**Requirements**
Gather all lines from the material that contain the word "caption".
* start Supplied entries *
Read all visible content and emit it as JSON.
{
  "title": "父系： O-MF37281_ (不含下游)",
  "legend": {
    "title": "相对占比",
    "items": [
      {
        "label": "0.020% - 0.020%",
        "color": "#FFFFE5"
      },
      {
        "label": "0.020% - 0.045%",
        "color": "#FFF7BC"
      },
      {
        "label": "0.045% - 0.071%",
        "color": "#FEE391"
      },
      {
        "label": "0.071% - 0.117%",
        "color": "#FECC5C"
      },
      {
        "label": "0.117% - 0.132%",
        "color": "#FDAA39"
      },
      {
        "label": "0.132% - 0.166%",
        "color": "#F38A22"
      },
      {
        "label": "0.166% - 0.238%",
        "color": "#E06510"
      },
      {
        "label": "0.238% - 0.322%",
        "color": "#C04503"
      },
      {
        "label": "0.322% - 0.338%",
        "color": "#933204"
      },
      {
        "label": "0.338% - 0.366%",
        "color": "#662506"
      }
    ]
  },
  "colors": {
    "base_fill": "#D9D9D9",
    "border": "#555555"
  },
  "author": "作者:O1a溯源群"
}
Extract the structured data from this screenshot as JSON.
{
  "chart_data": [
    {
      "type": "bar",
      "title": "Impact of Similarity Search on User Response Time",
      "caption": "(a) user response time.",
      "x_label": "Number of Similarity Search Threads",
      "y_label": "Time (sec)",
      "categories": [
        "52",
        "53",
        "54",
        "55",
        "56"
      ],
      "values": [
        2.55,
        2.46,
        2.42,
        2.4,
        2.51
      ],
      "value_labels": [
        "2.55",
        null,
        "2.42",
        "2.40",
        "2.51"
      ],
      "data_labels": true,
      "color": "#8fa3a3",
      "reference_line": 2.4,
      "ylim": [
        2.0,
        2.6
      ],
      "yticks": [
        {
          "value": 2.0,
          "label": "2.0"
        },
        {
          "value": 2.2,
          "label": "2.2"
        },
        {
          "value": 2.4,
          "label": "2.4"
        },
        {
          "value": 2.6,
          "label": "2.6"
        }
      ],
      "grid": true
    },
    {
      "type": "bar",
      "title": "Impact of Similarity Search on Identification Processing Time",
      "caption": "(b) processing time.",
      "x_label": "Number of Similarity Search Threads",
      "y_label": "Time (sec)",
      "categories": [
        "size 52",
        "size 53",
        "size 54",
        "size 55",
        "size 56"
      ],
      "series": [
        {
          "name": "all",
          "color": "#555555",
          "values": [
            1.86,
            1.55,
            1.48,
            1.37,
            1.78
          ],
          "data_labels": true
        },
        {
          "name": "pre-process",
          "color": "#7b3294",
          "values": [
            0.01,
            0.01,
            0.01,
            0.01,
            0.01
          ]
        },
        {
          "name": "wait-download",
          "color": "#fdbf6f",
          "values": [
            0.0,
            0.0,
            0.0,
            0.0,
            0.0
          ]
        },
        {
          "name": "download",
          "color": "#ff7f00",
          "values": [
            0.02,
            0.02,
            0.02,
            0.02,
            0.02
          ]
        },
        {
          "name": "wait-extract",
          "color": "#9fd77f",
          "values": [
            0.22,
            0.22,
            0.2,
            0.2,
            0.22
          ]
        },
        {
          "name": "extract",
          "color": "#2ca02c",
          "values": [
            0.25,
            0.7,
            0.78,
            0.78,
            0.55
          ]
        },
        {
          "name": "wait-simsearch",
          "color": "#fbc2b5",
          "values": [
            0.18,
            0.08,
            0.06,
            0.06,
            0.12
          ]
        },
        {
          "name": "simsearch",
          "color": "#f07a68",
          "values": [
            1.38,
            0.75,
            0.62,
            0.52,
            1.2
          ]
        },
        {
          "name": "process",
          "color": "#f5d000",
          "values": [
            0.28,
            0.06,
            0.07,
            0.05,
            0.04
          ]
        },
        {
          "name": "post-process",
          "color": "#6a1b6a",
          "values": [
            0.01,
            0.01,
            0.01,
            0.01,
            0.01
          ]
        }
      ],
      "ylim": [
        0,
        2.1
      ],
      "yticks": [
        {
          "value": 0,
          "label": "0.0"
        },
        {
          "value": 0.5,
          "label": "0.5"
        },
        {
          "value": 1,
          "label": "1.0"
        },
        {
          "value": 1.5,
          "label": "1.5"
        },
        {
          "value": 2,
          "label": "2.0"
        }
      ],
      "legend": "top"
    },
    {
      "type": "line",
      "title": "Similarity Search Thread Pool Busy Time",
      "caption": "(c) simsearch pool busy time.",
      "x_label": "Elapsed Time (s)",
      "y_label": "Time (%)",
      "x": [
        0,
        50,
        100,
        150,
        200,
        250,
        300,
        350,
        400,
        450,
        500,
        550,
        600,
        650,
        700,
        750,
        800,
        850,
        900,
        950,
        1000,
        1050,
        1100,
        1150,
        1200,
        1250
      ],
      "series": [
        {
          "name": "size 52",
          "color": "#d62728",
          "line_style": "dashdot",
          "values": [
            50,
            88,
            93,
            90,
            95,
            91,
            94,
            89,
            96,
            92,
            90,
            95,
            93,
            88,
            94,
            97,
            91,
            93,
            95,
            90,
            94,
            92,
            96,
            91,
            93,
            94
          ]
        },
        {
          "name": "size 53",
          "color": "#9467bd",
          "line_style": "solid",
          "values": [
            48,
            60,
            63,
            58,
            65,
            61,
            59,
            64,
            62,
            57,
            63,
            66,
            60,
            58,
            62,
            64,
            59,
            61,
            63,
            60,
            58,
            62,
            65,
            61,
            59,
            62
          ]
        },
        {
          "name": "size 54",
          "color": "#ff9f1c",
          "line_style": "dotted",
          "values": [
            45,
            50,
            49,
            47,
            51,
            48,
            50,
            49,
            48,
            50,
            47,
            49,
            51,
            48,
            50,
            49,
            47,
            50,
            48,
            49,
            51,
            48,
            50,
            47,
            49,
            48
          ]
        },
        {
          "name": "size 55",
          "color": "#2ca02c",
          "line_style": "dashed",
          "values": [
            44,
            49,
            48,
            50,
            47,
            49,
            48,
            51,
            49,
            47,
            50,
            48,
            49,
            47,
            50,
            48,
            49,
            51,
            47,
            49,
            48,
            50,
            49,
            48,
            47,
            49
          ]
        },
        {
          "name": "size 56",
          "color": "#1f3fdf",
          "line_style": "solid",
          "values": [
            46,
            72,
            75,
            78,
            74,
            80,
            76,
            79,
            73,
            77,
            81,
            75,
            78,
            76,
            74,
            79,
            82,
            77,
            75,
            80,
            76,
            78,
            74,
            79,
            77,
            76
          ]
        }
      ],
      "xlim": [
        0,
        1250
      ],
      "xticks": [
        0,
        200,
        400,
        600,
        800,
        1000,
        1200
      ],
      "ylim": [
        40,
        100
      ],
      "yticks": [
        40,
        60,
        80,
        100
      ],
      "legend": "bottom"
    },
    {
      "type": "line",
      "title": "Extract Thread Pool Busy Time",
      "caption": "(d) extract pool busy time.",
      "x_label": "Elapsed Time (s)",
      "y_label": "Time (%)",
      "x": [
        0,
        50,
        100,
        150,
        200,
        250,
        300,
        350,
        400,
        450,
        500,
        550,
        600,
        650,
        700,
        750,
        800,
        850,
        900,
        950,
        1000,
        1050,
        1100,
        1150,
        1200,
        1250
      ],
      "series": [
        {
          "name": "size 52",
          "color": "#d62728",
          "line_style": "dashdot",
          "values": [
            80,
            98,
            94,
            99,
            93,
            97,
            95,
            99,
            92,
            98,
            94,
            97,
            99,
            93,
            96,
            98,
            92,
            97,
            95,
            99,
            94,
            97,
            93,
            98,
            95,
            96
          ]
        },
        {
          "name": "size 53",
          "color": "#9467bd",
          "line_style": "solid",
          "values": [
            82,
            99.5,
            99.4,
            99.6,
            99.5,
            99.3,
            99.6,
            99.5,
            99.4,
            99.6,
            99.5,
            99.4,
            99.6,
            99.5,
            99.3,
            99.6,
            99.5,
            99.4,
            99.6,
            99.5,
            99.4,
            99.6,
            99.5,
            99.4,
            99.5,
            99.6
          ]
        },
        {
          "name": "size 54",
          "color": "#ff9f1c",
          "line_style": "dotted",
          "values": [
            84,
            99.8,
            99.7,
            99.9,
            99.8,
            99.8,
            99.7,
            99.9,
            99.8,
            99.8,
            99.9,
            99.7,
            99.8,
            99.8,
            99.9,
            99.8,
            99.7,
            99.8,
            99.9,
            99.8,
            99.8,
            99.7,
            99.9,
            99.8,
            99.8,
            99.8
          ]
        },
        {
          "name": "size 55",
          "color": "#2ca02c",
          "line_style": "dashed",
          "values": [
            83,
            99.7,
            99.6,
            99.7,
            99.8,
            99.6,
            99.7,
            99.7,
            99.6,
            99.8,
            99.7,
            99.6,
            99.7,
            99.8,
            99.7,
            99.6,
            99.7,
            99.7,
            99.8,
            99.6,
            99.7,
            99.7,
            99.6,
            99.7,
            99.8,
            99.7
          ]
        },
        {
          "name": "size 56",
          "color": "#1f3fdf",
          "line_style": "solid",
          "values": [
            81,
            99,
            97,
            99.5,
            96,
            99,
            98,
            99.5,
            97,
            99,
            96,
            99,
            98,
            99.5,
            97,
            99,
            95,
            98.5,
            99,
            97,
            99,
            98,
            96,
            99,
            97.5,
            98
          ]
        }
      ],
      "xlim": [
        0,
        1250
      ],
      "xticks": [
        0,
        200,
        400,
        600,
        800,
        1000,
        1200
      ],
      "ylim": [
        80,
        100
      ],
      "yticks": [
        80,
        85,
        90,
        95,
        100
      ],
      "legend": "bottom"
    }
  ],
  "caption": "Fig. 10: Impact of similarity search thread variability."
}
* end Supplied entries *
**Written solution**
      "caption": "(a) user response time.",
      "caption": "(b) processing time.",
      "caption": "(c) simsearch pool busy time.",
      "caption": "(d) extract pool busy time.",
  "caption": "Fig. 10: Impact of similarity search thread variability."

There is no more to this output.